- WRITTEN TASK -
Reproduce each of the following items word for word, keeping every character and line unchanged.

[Items from a data source]
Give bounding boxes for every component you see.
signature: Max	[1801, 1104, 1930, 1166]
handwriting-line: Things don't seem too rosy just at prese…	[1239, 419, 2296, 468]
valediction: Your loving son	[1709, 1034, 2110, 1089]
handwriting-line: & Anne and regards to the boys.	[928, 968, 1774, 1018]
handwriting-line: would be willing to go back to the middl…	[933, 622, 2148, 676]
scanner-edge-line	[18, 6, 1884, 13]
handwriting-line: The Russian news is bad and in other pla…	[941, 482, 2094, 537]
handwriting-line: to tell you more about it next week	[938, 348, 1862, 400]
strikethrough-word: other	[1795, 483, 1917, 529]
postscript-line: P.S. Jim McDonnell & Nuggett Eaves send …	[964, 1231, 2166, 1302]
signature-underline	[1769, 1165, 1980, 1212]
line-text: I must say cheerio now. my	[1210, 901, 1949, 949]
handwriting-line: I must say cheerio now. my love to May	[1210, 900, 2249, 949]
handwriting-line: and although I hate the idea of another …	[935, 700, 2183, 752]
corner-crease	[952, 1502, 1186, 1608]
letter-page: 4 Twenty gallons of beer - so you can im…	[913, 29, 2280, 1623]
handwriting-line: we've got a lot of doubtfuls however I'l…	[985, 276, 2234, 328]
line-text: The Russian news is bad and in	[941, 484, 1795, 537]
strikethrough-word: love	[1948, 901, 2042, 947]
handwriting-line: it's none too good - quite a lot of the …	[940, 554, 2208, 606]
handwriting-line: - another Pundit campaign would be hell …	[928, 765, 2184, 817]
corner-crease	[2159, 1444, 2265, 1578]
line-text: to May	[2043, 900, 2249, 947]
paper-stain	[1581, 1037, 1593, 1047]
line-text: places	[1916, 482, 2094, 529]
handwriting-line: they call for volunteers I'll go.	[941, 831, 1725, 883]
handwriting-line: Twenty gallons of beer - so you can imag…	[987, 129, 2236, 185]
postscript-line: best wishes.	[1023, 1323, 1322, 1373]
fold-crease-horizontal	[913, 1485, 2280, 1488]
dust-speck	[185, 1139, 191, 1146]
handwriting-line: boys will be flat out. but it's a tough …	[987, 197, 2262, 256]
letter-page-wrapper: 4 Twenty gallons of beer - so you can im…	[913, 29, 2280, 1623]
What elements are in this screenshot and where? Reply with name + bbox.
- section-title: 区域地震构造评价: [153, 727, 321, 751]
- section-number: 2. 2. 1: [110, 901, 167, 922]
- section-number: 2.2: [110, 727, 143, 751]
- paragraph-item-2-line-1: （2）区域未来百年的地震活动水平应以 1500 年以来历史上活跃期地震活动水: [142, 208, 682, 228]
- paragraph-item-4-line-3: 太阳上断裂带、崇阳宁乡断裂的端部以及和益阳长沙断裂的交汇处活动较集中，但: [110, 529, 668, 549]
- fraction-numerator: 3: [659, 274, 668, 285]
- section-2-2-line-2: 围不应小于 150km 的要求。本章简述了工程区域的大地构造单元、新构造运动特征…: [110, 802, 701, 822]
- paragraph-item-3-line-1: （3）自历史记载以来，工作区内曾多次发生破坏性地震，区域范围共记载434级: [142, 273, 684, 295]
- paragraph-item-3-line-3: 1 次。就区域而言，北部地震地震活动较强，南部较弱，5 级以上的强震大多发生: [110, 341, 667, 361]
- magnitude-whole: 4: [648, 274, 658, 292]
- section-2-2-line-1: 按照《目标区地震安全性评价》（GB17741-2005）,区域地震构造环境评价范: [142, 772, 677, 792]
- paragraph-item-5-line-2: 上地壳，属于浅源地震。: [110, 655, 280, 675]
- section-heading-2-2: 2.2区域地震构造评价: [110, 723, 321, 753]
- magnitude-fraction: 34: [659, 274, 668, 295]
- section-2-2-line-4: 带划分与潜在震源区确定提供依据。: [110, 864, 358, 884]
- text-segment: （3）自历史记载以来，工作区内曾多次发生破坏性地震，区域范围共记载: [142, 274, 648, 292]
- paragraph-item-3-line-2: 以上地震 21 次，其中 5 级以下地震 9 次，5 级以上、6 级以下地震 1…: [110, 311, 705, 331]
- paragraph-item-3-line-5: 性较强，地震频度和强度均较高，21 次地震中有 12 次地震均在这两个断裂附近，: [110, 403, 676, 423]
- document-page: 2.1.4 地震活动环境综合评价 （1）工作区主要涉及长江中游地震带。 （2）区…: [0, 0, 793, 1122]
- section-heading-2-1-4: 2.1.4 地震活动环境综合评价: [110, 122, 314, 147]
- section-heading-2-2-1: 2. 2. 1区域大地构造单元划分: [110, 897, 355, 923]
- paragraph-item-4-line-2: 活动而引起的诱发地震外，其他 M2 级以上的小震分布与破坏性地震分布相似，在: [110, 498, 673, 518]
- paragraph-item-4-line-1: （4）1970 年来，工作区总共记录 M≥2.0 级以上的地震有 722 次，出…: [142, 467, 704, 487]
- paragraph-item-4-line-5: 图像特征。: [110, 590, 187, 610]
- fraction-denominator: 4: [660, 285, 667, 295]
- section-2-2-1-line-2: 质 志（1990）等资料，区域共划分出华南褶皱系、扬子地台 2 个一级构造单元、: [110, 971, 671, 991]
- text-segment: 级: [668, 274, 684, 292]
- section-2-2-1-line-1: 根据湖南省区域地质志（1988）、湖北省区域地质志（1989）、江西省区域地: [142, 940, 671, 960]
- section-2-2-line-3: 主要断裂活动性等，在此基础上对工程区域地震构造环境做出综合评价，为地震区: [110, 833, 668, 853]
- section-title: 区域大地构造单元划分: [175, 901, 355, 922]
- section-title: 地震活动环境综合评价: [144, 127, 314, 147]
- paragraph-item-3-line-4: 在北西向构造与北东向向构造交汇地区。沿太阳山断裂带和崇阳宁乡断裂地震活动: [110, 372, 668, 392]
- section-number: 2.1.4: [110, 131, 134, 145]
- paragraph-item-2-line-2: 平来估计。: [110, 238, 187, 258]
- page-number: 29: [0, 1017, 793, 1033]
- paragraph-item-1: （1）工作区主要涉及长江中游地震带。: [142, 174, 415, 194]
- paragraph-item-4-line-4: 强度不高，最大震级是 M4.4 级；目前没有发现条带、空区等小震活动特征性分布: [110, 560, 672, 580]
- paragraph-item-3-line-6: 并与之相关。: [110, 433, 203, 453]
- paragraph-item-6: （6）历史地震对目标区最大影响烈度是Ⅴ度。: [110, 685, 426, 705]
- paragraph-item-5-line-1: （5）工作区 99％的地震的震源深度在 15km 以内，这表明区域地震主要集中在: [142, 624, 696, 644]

- THE RESULT -
Give bounding boxes for every component you see.
signature: Max	[1801, 1104, 1930, 1166]
handwriting-line: Things don't seem too rosy just at prese…	[1239, 419, 2296, 468]
valediction: Your loving son	[1709, 1034, 2110, 1089]
handwriting-line: & Anne and regards to the boys.	[928, 968, 1774, 1018]
handwriting-line: would be willing to go back to the middl…	[933, 622, 2148, 676]
scanner-edge-line	[18, 6, 1884, 13]
handwriting-line: The Russian news is bad and in other pla…	[941, 482, 2094, 537]
handwriting-line: to tell you more about it next week	[938, 348, 1862, 400]
strikethrough-word: other	[1795, 483, 1917, 529]
postscript-line: P.S. Jim McDonnell & Nuggett Eaves send …	[964, 1231, 2166, 1302]
signature-underline	[1769, 1165, 1980, 1212]
line-text: I must say cheerio now. my	[1210, 901, 1949, 949]
handwriting-line: I must say cheerio now. my love to May	[1210, 900, 2249, 949]
handwriting-line: and although I hate the idea of another …	[935, 700, 2183, 752]
corner-crease	[952, 1502, 1186, 1608]
letter-page: 4 Twenty gallons of beer - so you can im…	[913, 29, 2280, 1623]
handwriting-line: we've got a lot of doubtfuls however I'l…	[985, 276, 2234, 328]
line-text: The Russian news is bad and in	[941, 484, 1795, 537]
strikethrough-word: love	[1948, 901, 2042, 947]
handwriting-line: it's none too good - quite a lot of the …	[940, 554, 2208, 606]
handwriting-line: - another Pundit campaign would be hell …	[928, 765, 2184, 817]
corner-crease	[2159, 1444, 2265, 1578]
line-text: to May	[2043, 900, 2249, 947]
paper-stain	[1581, 1037, 1593, 1047]
line-text: places	[1916, 482, 2094, 529]
handwriting-line: they call for volunteers I'll go.	[941, 831, 1725, 883]
handwriting-line: Twenty gallons of beer - so you can imag…	[987, 129, 2236, 185]
postscript-line: best wishes.	[1023, 1323, 1322, 1373]
fold-crease-horizontal	[913, 1485, 2280, 1488]
dust-speck	[185, 1139, 191, 1146]
handwriting-line: boys will be flat out. but it's a tough …	[987, 197, 2262, 256]
letter-page-wrapper: 4 Twenty gallons of beer - so you can im…	[913, 29, 2280, 1623]
What elements are in this screenshot and where? Reply with name + bbox.
- section-title: 区域地震构造评价: [153, 727, 321, 751]
- section-number: 2. 2. 1: [110, 901, 167, 922]
- section-number: 2.2: [110, 727, 143, 751]
- paragraph-item-2-line-1: （2）区域未来百年的地震活动水平应以 1500 年以来历史上活跃期地震活动水: [142, 208, 682, 228]
- paragraph-item-4-line-3: 太阳上断裂带、崇阳宁乡断裂的端部以及和益阳长沙断裂的交汇处活动较集中，但: [110, 529, 668, 549]
- fraction-numerator: 3: [659, 274, 668, 285]
- section-2-2-line-2: 围不应小于 150km 的要求。本章简述了工程区域的大地构造单元、新构造运动特征…: [110, 802, 701, 822]
- paragraph-item-3-line-1: （3）自历史记载以来，工作区内曾多次发生破坏性地震，区域范围共记载434级: [142, 273, 684, 295]
- paragraph-item-3-line-3: 1 次。就区域而言，北部地震地震活动较强，南部较弱，5 级以上的强震大多发生: [110, 341, 667, 361]
- magnitude-whole: 4: [648, 274, 658, 292]
- section-2-2-line-1: 按照《目标区地震安全性评价》（GB17741-2005）,区域地震构造环境评价范: [142, 772, 677, 792]
- paragraph-item-5-line-2: 上地壳，属于浅源地震。: [110, 655, 280, 675]
- section-heading-2-2: 2.2区域地震构造评价: [110, 723, 321, 753]
- magnitude-fraction: 34: [659, 274, 668, 295]
- section-2-2-line-4: 带划分与潜在震源区确定提供依据。: [110, 864, 358, 884]
- text-segment: （3）自历史记载以来，工作区内曾多次发生破坏性地震，区域范围共记载: [142, 274, 648, 292]
- paragraph-item-3-line-2: 以上地震 21 次，其中 5 级以下地震 9 次，5 级以上、6 级以下地震 1…: [110, 311, 705, 331]
- paragraph-item-3-line-5: 性较强，地震频度和强度均较高，21 次地震中有 12 次地震均在这两个断裂附近，: [110, 403, 676, 423]
- document-page: 2.1.4 地震活动环境综合评价 （1）工作区主要涉及长江中游地震带。 （2）区…: [0, 0, 793, 1122]
- section-heading-2-1-4: 2.1.4 地震活动环境综合评价: [110, 122, 314, 147]
- section-heading-2-2-1: 2. 2. 1区域大地构造单元划分: [110, 897, 355, 923]
- paragraph-item-4-line-2: 活动而引起的诱发地震外，其他 M2 级以上的小震分布与破坏性地震分布相似，在: [110, 498, 673, 518]
- paragraph-item-4-line-1: （4）1970 年来，工作区总共记录 M≥2.0 级以上的地震有 722 次，出…: [142, 467, 704, 487]
- paragraph-item-4-line-5: 图像特征。: [110, 590, 187, 610]
- fraction-denominator: 4: [660, 285, 667, 295]
- section-2-2-1-line-2: 质 志（1990）等资料，区域共划分出华南褶皱系、扬子地台 2 个一级构造单元、: [110, 971, 671, 991]
- text-segment: 级: [668, 274, 684, 292]
- section-2-2-1-line-1: 根据湖南省区域地质志（1988）、湖北省区域地质志（1989）、江西省区域地: [142, 940, 671, 960]
- section-2-2-line-3: 主要断裂活动性等，在此基础上对工程区域地震构造环境做出综合评价，为地震区: [110, 833, 668, 853]
- section-title: 区域大地构造单元划分: [175, 901, 355, 922]
- section-title: 地震活动环境综合评价: [144, 127, 314, 147]
- paragraph-item-3-line-4: 在北西向构造与北东向向构造交汇地区。沿太阳山断裂带和崇阳宁乡断裂地震活动: [110, 372, 668, 392]
- section-number: 2.1.4: [110, 131, 134, 145]
- paragraph-item-2-line-2: 平来估计。: [110, 238, 187, 258]
- page-number: 29: [0, 1017, 793, 1033]
- paragraph-item-1: （1）工作区主要涉及长江中游地震带。: [142, 174, 415, 194]
- paragraph-item-4-line-4: 强度不高，最大震级是 M4.4 级；目前没有发现条带、空区等小震活动特征性分布: [110, 560, 672, 580]
- paragraph-item-3-line-6: 并与之相关。: [110, 433, 203, 453]
- paragraph-item-6: （6）历史地震对目标区最大影响烈度是Ⅴ度。: [110, 685, 426, 705]
- paragraph-item-5-line-1: （5）工作区 99％的地震的震源深度在 15km 以内，这表明区域地震主要集中在: [142, 624, 696, 644]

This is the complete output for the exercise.